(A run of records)
↓↓↓
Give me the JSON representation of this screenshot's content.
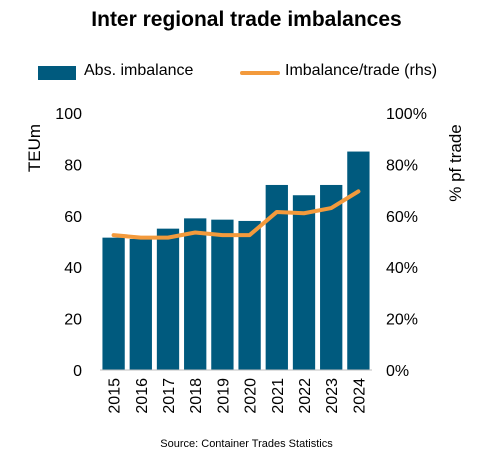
{
  "chart_data": {
    "type": "bar",
    "title": "Inter regional trade imbalances",
    "categories": [
      "2015",
      "2016",
      "2017",
      "2018",
      "2019",
      "2020",
      "2021",
      "2022",
      "2023",
      "2024"
    ],
    "series": [
      {
        "name": "Abs. imbalance",
        "type": "bar",
        "axis": "left",
        "color": "#005a7e",
        "values": [
          51.5,
          51,
          55,
          59,
          58.5,
          58,
          72,
          68,
          72,
          85
        ]
      },
      {
        "name": "Imbalance/trade (rhs)",
        "type": "line",
        "axis": "right",
        "color": "#f39a3c",
        "values": [
          52.5,
          51.5,
          51.5,
          53.5,
          52.5,
          52.5,
          61.5,
          61,
          63,
          69.5
        ]
      }
    ],
    "ylabel": "TEUm",
    "ylim": [
      0,
      100
    ],
    "yticks": [
      "0",
      "20",
      "40",
      "60",
      "80",
      "100"
    ],
    "y2label": "% pf trade",
    "y2lim": [
      0,
      100
    ],
    "y2ticks": [
      "0%",
      "20%",
      "40%",
      "60%",
      "80%",
      "100%"
    ],
    "legend": "top",
    "grid": false,
    "source": "Source: Container Trades Statistics"
  }
}
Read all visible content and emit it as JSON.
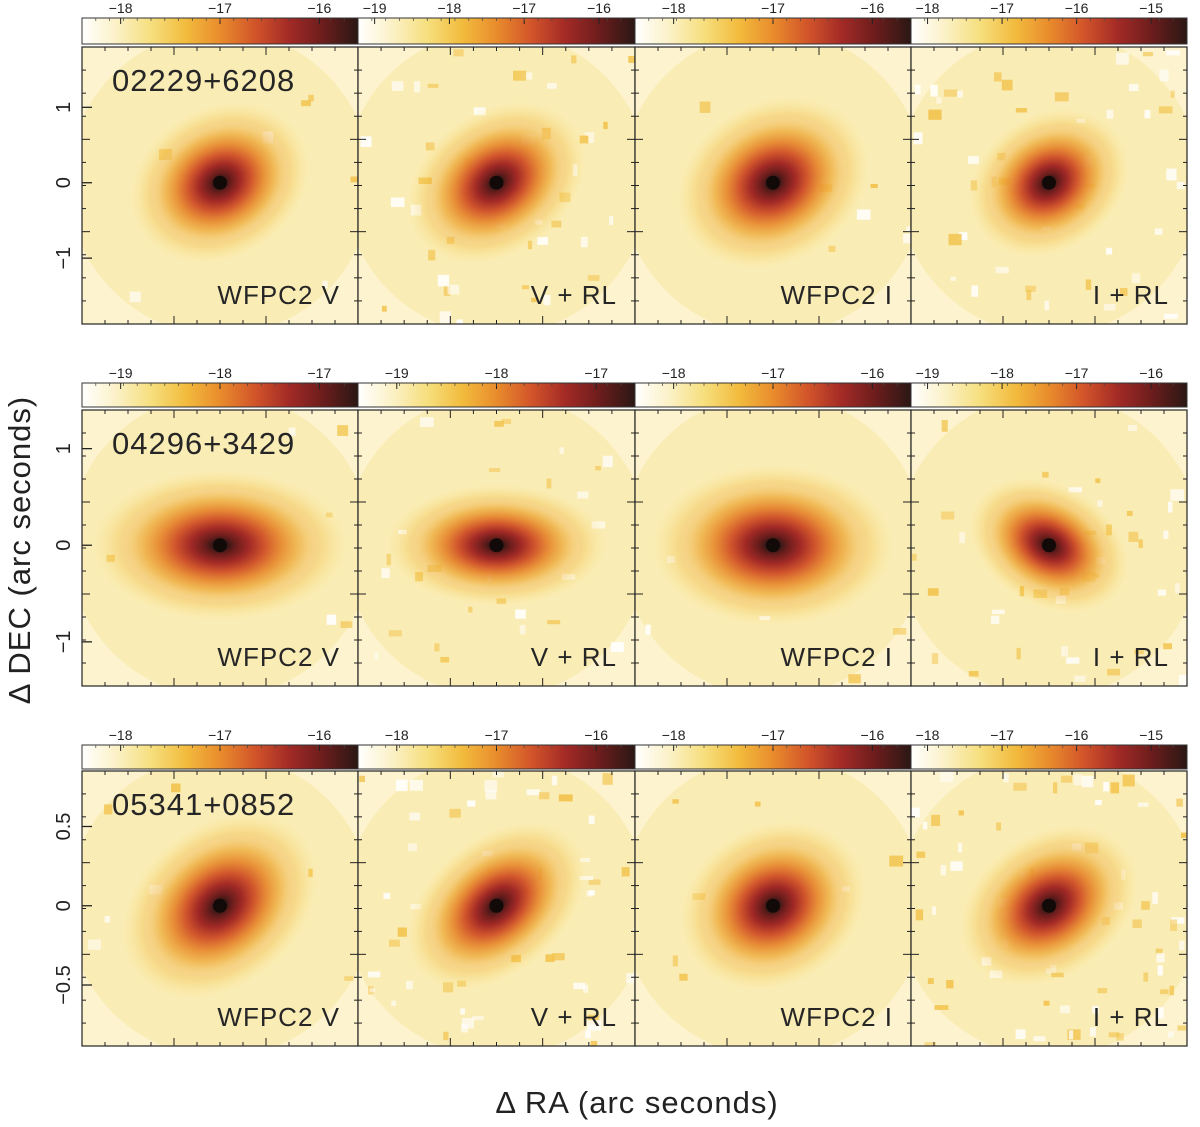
{
  "figure": {
    "xlabel": "Δ RA (arc seconds)",
    "ylabel": "Δ DEC (arc seconds)"
  },
  "colormap": [
    "#ffffff",
    "#fbf1c6",
    "#f6df7e",
    "#f2bc3e",
    "#e98c2c",
    "#d2552a",
    "#a32a26",
    "#6a1d1c",
    "#2a1714"
  ],
  "rows": [
    {
      "object": "02229+6208",
      "yticks": [
        {
          "v": 1,
          "label": "1"
        },
        {
          "v": 0,
          "label": "0"
        },
        {
          "v": -1,
          "label": "−1"
        }
      ],
      "panels": [
        {
          "label": "WFPC2 V",
          "cbar_ticks": [
            "−18",
            "−17",
            "−16"
          ],
          "size": 0.42,
          "angle": 30,
          "elong": 1.25,
          "noise": 0.05
        },
        {
          "label": "V + RL",
          "cbar_ticks": [
            "−19",
            "−18",
            "−17",
            "−16"
          ],
          "size": 0.4,
          "angle": 35,
          "elong": 1.35,
          "noise": 0.3
        },
        {
          "label": "WFPC2 I",
          "cbar_ticks": [
            "−18",
            "−17",
            "−16"
          ],
          "size": 0.45,
          "angle": 30,
          "elong": 1.25,
          "noise": 0.05
        },
        {
          "label": "I + RL",
          "cbar_ticks": [
            "−18",
            "−17",
            "−16",
            "−15"
          ],
          "size": 0.38,
          "angle": 35,
          "elong": 1.25,
          "noise": 0.35
        }
      ]
    },
    {
      "object": "04296+3429",
      "yticks": [
        {
          "v": 1,
          "label": "1"
        },
        {
          "v": 0,
          "label": "0"
        },
        {
          "v": -1,
          "label": "−1"
        }
      ],
      "panels": [
        {
          "label": "WFPC2 V",
          "cbar_ticks": [
            "−19",
            "−18",
            "−17"
          ],
          "size": 0.42,
          "angle": 0,
          "elong": 1.7,
          "noise": 0.05
        },
        {
          "label": "V + RL",
          "cbar_ticks": [
            "−19",
            "−18",
            "−17"
          ],
          "size": 0.34,
          "angle": 0,
          "elong": 1.8,
          "noise": 0.2
        },
        {
          "label": "WFPC2 I",
          "cbar_ticks": [
            "−18",
            "−17",
            "−16"
          ],
          "size": 0.45,
          "angle": 0,
          "elong": 1.5,
          "noise": 0.05
        },
        {
          "label": "I + RL",
          "cbar_ticks": [
            "−19",
            "−18",
            "−17",
            "−16"
          ],
          "size": 0.34,
          "angle": -30,
          "elong": 1.4,
          "noise": 0.3
        }
      ]
    },
    {
      "object": "05341+0852",
      "yticks": [
        {
          "v": 0.5,
          "label": "0.5"
        },
        {
          "v": 0,
          "label": "0"
        },
        {
          "v": -0.5,
          "label": "−0.5"
        }
      ],
      "panels": [
        {
          "label": "WFPC2 V",
          "cbar_ticks": [
            "−18",
            "−17",
            "−16"
          ],
          "size": 0.45,
          "angle": 40,
          "elong": 1.35,
          "noise": 0.05
        },
        {
          "label": "V + RL",
          "cbar_ticks": [
            "−18",
            "−17",
            "−16"
          ],
          "size": 0.38,
          "angle": 40,
          "elong": 1.5,
          "noise": 0.4
        },
        {
          "label": "WFPC2 I",
          "cbar_ticks": [
            "−18",
            "−17",
            "−16"
          ],
          "size": 0.45,
          "angle": 30,
          "elong": 1.2,
          "noise": 0.05
        },
        {
          "label": "I + RL",
          "cbar_ticks": [
            "−18",
            "−17",
            "−16",
            "−15"
          ],
          "size": 0.4,
          "angle": 35,
          "elong": 1.35,
          "noise": 0.5
        }
      ]
    }
  ]
}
↑↑↑
### WHAT YOU SHOULD DO
Which lines above contain the word "name"? Copy each of them.

### ANSWER IN FULL
        "name": "Abs. imbalance",
        "name": "Imbalance/trade (rhs)",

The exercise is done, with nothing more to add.